[Start of GIVEN INFORMATION]

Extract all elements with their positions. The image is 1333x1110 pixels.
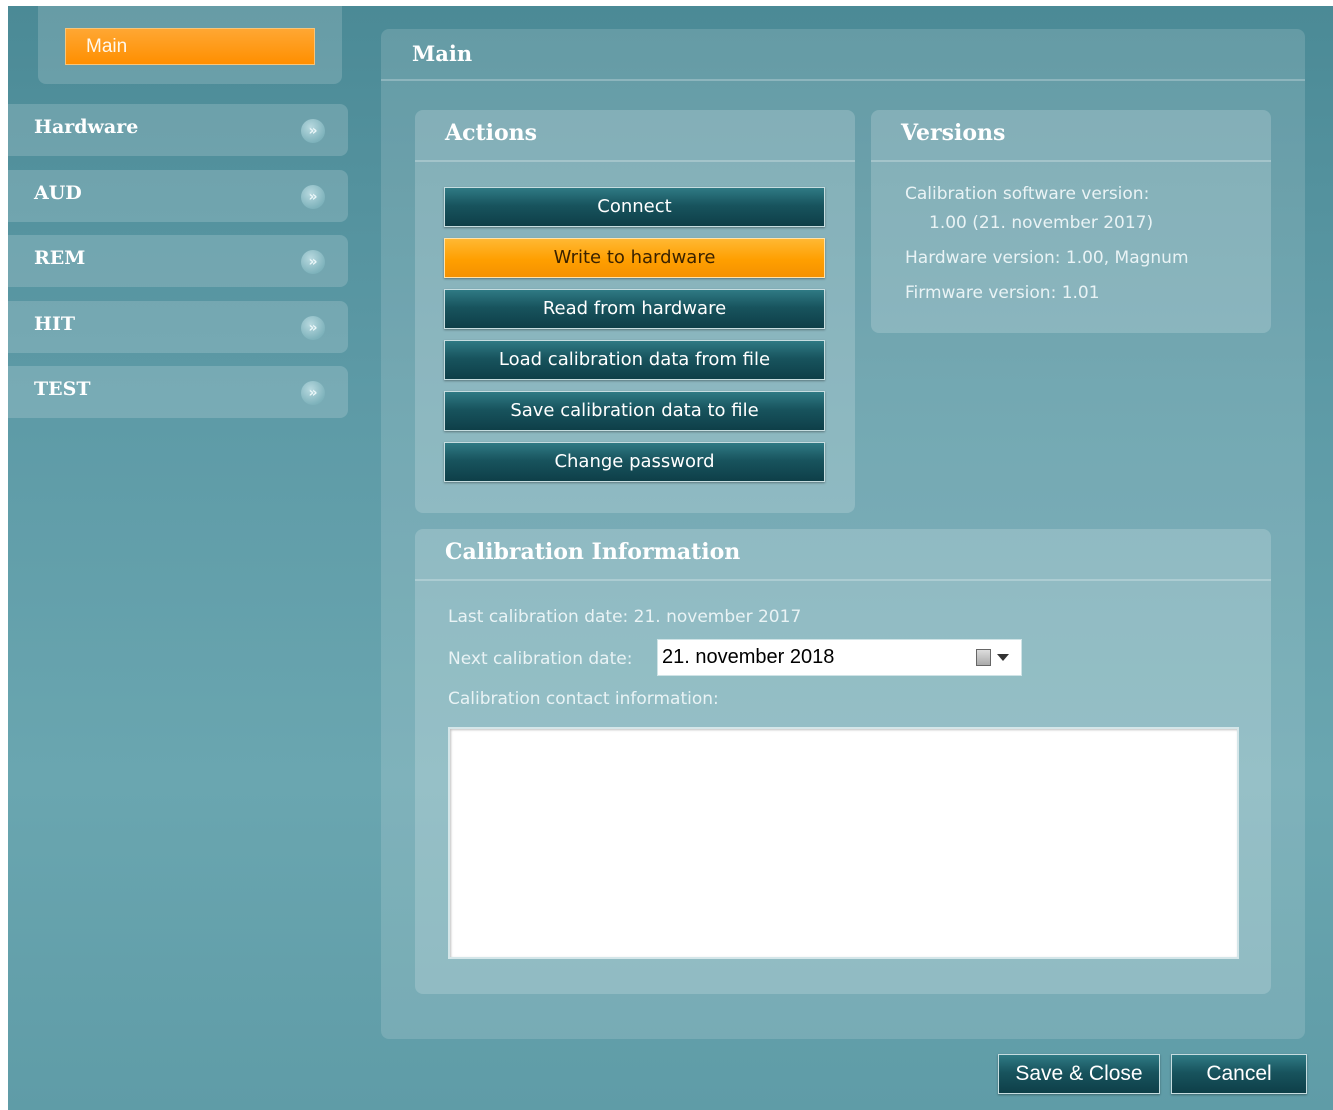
chevron-down-icon[interactable]: »	[301, 119, 325, 143]
calibration-info-group: Calibration Information Last calibration…	[415, 529, 1271, 994]
main-panel: Main Actions Connect Write to hardware R…	[381, 29, 1305, 1039]
sidebar-item-test[interactable]: TEST »	[8, 366, 348, 418]
page-title: Main	[412, 41, 473, 66]
actions-title: Actions	[445, 120, 538, 146]
divider	[415, 160, 855, 162]
calibration-software-label: Calibration software version:	[905, 184, 1150, 204]
sidebar-item-label: REM	[34, 247, 86, 269]
sidebar-item-main[interactable]: Main	[65, 28, 315, 65]
sidebar-item-rem[interactable]: REM »	[8, 235, 348, 287]
dropdown-arrow-icon[interactable]	[997, 654, 1009, 661]
read-from-hardware-button[interactable]: Read from hardware	[444, 289, 825, 329]
calibration-info-title: Calibration Information	[445, 539, 741, 565]
cancel-button[interactable]: Cancel	[1171, 1054, 1307, 1094]
sidebar-item-aud[interactable]: AUD »	[8, 170, 348, 222]
calendar-icon[interactable]	[976, 649, 991, 666]
versions-title: Versions	[901, 120, 1006, 146]
chevron-down-icon[interactable]: »	[301, 316, 325, 340]
sidebar-item-label: Hardware	[34, 116, 139, 138]
sidebar-item-hit[interactable]: HIT »	[8, 301, 348, 353]
sidebar-item-label: AUD	[34, 182, 82, 204]
divider	[415, 579, 1271, 581]
main-header: Main	[381, 29, 1305, 81]
next-calibration-date-picker[interactable]: 21. november 2018	[657, 639, 1022, 676]
sidebar-item-label: TEST	[34, 378, 91, 400]
sidebar-item-hardware[interactable]: Hardware »	[8, 104, 348, 156]
chevron-down-icon[interactable]: »	[301, 185, 325, 209]
write-to-hardware-button[interactable]: Write to hardware	[444, 238, 825, 278]
last-calibration-date: Last calibration date: 21. november 2017	[448, 607, 802, 627]
hardware-version: Hardware version: 1.00, Magnum	[905, 248, 1189, 268]
load-calibration-button[interactable]: Load calibration data from file	[444, 340, 825, 380]
sidebar-item-label: HIT	[34, 313, 75, 335]
chevron-down-icon[interactable]: »	[301, 250, 325, 274]
divider	[871, 160, 1271, 162]
save-calibration-button[interactable]: Save calibration data to file	[444, 391, 825, 431]
next-calibration-label: Next calibration date:	[448, 649, 633, 669]
calibration-window: Main Hardware » AUD » REM » HIT » TEST »…	[8, 6, 1333, 1110]
contact-info-textarea[interactable]	[448, 727, 1239, 959]
contact-info-label: Calibration contact information:	[448, 689, 719, 709]
actions-group: Actions Connect Write to hardware Read f…	[415, 110, 855, 513]
save-close-button[interactable]: Save & Close	[998, 1054, 1160, 1094]
calibration-software-value: 1.00 (21. november 2017)	[929, 213, 1154, 233]
chevron-down-icon[interactable]: »	[301, 381, 325, 405]
versions-group: Versions Calibration software version: 1…	[871, 110, 1271, 333]
firmware-version: Firmware version: 1.01	[905, 283, 1100, 303]
connect-button[interactable]: Connect	[444, 187, 825, 227]
next-calibration-date-value: 21. november 2018	[662, 646, 835, 668]
change-password-button[interactable]: Change password	[444, 442, 825, 482]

[End of GIVEN INFORMATION]

In the records, change "Write to hardware" to "Write to device" from the line containing "119, 325, 143]" up to and including the line containing "41, 473, 66]". Give back only those lines, with nothing else altered.

chevron-down-icon[interactable]: »	[301, 119, 325, 143]
calibration-info-group: Calibration Information Last calibration…	[415, 529, 1271, 994]
main-panel: Main Actions Connect Write to device R…	[381, 29, 1305, 1039]
sidebar-item-test[interactable]: TEST »	[8, 366, 348, 418]
page-title: Main	[412, 41, 473, 66]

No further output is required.